Layout region records:
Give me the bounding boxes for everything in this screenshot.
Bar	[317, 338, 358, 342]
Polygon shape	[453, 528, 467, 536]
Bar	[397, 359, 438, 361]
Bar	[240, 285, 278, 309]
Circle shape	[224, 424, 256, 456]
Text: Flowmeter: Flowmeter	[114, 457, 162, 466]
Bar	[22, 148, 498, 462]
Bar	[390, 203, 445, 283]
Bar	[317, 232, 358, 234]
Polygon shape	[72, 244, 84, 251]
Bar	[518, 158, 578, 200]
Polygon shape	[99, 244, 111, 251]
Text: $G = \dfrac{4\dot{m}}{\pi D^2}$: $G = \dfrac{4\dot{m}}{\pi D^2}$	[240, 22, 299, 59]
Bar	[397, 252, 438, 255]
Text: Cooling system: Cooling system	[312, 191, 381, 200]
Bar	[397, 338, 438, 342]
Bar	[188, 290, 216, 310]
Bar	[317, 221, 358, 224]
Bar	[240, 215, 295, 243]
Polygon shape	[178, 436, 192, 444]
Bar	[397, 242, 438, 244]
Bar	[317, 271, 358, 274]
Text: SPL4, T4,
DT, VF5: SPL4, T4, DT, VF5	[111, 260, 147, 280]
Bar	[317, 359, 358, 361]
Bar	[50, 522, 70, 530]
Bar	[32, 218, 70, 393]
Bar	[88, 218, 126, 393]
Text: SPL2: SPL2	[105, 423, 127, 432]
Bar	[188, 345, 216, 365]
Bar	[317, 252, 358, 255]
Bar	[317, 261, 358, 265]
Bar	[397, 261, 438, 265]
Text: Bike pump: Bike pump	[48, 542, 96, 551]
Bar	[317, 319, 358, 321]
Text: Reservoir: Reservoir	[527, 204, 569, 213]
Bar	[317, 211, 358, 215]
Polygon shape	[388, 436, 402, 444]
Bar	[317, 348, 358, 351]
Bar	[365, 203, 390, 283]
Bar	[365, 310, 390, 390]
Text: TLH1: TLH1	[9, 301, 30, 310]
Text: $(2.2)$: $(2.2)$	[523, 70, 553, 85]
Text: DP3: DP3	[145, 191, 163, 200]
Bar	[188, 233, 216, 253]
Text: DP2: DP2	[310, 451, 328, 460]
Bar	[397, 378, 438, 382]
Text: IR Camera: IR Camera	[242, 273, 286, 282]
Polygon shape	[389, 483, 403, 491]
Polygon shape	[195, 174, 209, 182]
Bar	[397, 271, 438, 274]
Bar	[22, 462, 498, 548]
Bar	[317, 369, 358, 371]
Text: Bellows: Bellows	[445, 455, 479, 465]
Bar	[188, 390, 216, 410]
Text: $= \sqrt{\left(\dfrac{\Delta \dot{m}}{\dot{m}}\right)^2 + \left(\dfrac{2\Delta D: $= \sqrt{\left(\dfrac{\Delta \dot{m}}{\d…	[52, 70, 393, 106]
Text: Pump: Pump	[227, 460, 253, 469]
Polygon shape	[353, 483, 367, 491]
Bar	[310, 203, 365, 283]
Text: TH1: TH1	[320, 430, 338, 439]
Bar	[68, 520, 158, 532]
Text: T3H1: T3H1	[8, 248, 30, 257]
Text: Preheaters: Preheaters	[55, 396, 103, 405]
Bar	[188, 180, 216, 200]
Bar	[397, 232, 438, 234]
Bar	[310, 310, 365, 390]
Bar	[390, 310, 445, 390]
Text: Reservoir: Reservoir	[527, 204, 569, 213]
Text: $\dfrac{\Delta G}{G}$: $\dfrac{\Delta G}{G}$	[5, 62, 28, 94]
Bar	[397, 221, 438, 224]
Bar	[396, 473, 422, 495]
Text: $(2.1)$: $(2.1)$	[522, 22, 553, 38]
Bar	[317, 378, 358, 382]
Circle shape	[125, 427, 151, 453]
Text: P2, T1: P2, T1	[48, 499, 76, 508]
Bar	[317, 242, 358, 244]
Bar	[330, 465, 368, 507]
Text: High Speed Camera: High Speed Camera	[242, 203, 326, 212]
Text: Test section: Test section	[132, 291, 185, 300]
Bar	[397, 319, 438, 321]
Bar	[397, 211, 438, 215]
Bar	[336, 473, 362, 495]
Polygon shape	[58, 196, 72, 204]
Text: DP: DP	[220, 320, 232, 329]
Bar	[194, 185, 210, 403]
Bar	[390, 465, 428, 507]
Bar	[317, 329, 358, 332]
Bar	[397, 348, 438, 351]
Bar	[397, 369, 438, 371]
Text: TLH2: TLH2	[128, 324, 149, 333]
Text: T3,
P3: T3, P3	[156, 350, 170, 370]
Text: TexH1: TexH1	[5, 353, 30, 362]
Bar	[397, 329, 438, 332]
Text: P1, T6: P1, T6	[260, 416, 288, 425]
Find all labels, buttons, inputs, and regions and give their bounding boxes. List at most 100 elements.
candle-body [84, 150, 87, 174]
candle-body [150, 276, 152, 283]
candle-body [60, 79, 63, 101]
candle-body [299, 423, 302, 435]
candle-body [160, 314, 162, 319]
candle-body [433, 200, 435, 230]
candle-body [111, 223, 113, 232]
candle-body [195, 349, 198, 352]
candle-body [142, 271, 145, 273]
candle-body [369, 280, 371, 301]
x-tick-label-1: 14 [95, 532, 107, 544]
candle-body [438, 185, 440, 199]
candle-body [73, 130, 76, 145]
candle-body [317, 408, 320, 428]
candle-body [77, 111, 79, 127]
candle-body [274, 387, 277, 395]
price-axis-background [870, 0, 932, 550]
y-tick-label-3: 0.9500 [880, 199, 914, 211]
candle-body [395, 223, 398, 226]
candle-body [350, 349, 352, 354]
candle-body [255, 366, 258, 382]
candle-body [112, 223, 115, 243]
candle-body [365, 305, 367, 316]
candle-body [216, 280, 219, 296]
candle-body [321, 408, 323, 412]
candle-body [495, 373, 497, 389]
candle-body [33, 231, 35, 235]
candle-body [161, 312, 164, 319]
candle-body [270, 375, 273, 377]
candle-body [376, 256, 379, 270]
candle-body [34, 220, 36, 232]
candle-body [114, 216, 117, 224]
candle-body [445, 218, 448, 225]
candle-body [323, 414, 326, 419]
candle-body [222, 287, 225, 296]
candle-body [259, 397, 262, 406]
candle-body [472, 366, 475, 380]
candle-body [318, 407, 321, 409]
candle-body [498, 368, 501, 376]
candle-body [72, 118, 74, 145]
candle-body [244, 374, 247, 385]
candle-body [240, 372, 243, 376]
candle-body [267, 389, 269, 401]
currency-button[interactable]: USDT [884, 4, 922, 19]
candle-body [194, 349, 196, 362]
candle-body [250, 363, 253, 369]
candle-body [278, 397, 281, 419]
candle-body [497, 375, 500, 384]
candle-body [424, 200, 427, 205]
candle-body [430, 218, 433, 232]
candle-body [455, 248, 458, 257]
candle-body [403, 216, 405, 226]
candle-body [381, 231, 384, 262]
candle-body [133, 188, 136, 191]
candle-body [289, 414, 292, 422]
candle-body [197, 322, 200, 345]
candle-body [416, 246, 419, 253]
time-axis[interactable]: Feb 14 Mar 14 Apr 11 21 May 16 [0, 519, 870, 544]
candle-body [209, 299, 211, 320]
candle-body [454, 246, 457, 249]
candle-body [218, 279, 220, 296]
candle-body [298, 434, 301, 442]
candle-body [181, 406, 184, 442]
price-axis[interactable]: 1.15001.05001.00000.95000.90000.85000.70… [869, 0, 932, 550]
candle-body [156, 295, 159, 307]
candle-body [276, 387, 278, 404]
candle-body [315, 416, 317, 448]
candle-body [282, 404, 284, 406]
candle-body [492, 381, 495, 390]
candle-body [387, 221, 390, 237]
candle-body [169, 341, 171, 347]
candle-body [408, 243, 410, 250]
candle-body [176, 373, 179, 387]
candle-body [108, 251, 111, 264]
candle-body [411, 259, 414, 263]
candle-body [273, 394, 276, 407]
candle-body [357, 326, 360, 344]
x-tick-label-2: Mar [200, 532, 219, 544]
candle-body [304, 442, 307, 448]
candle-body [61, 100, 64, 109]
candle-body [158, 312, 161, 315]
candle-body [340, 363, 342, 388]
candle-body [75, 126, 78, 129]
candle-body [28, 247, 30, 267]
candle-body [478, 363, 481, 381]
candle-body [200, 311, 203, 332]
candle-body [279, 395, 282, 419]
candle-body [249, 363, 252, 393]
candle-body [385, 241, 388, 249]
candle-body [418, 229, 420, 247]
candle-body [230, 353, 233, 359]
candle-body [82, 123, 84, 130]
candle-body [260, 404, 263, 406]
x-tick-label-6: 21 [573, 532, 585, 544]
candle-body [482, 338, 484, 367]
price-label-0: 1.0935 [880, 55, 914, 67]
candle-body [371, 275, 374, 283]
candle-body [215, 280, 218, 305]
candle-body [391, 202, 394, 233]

## [Aim of the task]
Select every line in the data above that contains the string "bounding". Treat uppercase and lowercase letters as different.

## [Answer to this problem]
Give me the bounding boxes for everything in this screenshot.
Find all labels, buttons, inputs, and regions and give their bounding boxes. List at most 100 elements.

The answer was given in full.